--- Start of Dataset ---
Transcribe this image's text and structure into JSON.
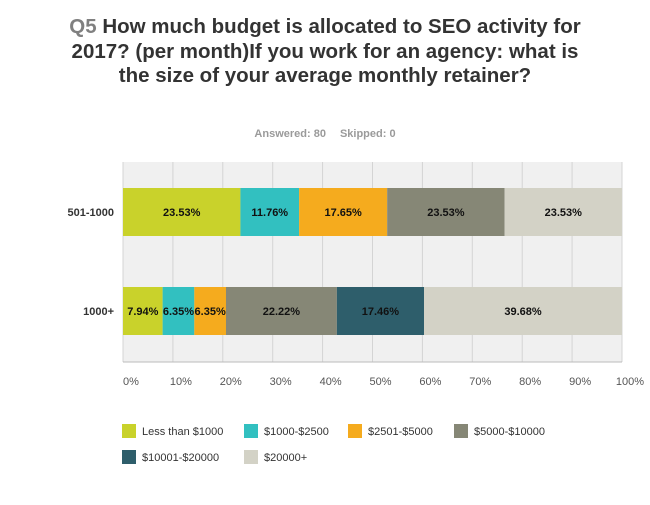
{
  "header": {
    "question_number": "Q5",
    "question_text": "How much budget is allocated to SEO activity for 2017? (per month)If you work for an agency: what is the size of your average monthly retainer?",
    "answered_label": "Answered: 80",
    "skipped_label": "Skipped: 0"
  },
  "colors": {
    "less_than_1000": "#c9d22b",
    "r1000_2500": "#32c0c0",
    "r2501_5000": "#f5ab1e",
    "r5000_10000": "#868776",
    "r10001_20000": "#2e5e6b",
    "r20000_plus": "#d3d2c6",
    "grid": "#d4d4d4",
    "plot_bg": "#f0f0f0",
    "label_text": "#111111"
  },
  "chart_data": {
    "type": "bar",
    "orientation": "horizontal",
    "stacked": true,
    "title": "How much budget is allocated to SEO activity for 2017? (per month)If you work for an agency: what is the size of your average monthly retainer?",
    "categories": [
      "501-1000",
      "1000+"
    ],
    "xlim": [
      0,
      100
    ],
    "x_ticks": [
      "0%",
      "10%",
      "20%",
      "30%",
      "40%",
      "50%",
      "60%",
      "70%",
      "80%",
      "90%",
      "100%"
    ],
    "grid": true,
    "legend_position": "bottom",
    "series": [
      {
        "name": "Less than $1000",
        "color_key": "less_than_1000",
        "values": [
          23.53,
          7.94
        ],
        "labels": [
          "23.53%",
          "7.94%"
        ]
      },
      {
        "name": "$1000-$2500",
        "color_key": "r1000_2500",
        "values": [
          11.76,
          6.35
        ],
        "labels": [
          "11.76%",
          "6.35%"
        ]
      },
      {
        "name": "$2501-$5000",
        "color_key": "r2501_5000",
        "values": [
          17.65,
          6.35
        ],
        "labels": [
          "17.65%",
          "6.35%"
        ]
      },
      {
        "name": "$5000-$10000",
        "color_key": "r5000_10000",
        "values": [
          23.53,
          22.22
        ],
        "labels": [
          "23.53%",
          "22.22%"
        ]
      },
      {
        "name": "$10001-$20000",
        "color_key": "r10001_20000",
        "values": [
          0,
          17.46
        ],
        "labels": [
          "",
          "17.46%"
        ]
      },
      {
        "name": "$20000+",
        "color_key": "r20000_plus",
        "values": [
          23.53,
          39.68
        ],
        "labels": [
          "23.53%",
          "39.68%"
        ]
      }
    ]
  }
}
--- End of Dataset ---
[What the task asks] Reproduce every line precisely as given, omitting all pictures.

[Problem solution]
Transcribe this image's text and structure into JSON.
{
  "header": {
    "question_number": "Q5",
    "question_text": "How much budget is allocated to SEO activity for 2017? (per month)If you work for an agency: what is the size of your average monthly retainer?",
    "answered_label": "Answered: 80",
    "skipped_label": "Skipped: 0"
  },
  "colors": {
    "less_than_1000": "#c9d22b",
    "r1000_2500": "#32c0c0",
    "r2501_5000": "#f5ab1e",
    "r5000_10000": "#868776",
    "r10001_20000": "#2e5e6b",
    "r20000_plus": "#d3d2c6",
    "grid": "#d4d4d4",
    "plot_bg": "#f0f0f0",
    "label_text": "#111111"
  },
  "chart_data": {
    "type": "bar",
    "orientation": "horizontal",
    "stacked": true,
    "title": "How much budget is allocated to SEO activity for 2017? (per month)If you work for an agency: what is the size of your average monthly retainer?",
    "categories": [
      "501-1000",
      "1000+"
    ],
    "xlim": [
      0,
      100
    ],
    "x_ticks": [
      "0%",
      "10%",
      "20%",
      "30%",
      "40%",
      "50%",
      "60%",
      "70%",
      "80%",
      "90%",
      "100%"
    ],
    "grid": true,
    "legend_position": "bottom",
    "series": [
      {
        "name": "Less than $1000",
        "color_key": "less_than_1000",
        "values": [
          23.53,
          7.94
        ],
        "labels": [
          "23.53%",
          "7.94%"
        ]
      },
      {
        "name": "$1000-$2500",
        "color_key": "r1000_2500",
        "values": [
          11.76,
          6.35
        ],
        "labels": [
          "11.76%",
          "6.35%"
        ]
      },
      {
        "name": "$2501-$5000",
        "color_key": "r2501_5000",
        "values": [
          17.65,
          6.35
        ],
        "labels": [
          "17.65%",
          "6.35%"
        ]
      },
      {
        "name": "$5000-$10000",
        "color_key": "r5000_10000",
        "values": [
          23.53,
          22.22
        ],
        "labels": [
          "23.53%",
          "22.22%"
        ]
      },
      {
        "name": "$10001-$20000",
        "color_key": "r10001_20000",
        "values": [
          0,
          17.46
        ],
        "labels": [
          "",
          "17.46%"
        ]
      },
      {
        "name": "$20000+",
        "color_key": "r20000_plus",
        "values": [
          23.53,
          39.68
        ],
        "labels": [
          "23.53%",
          "39.68%"
        ]
      }
    ]
  }
}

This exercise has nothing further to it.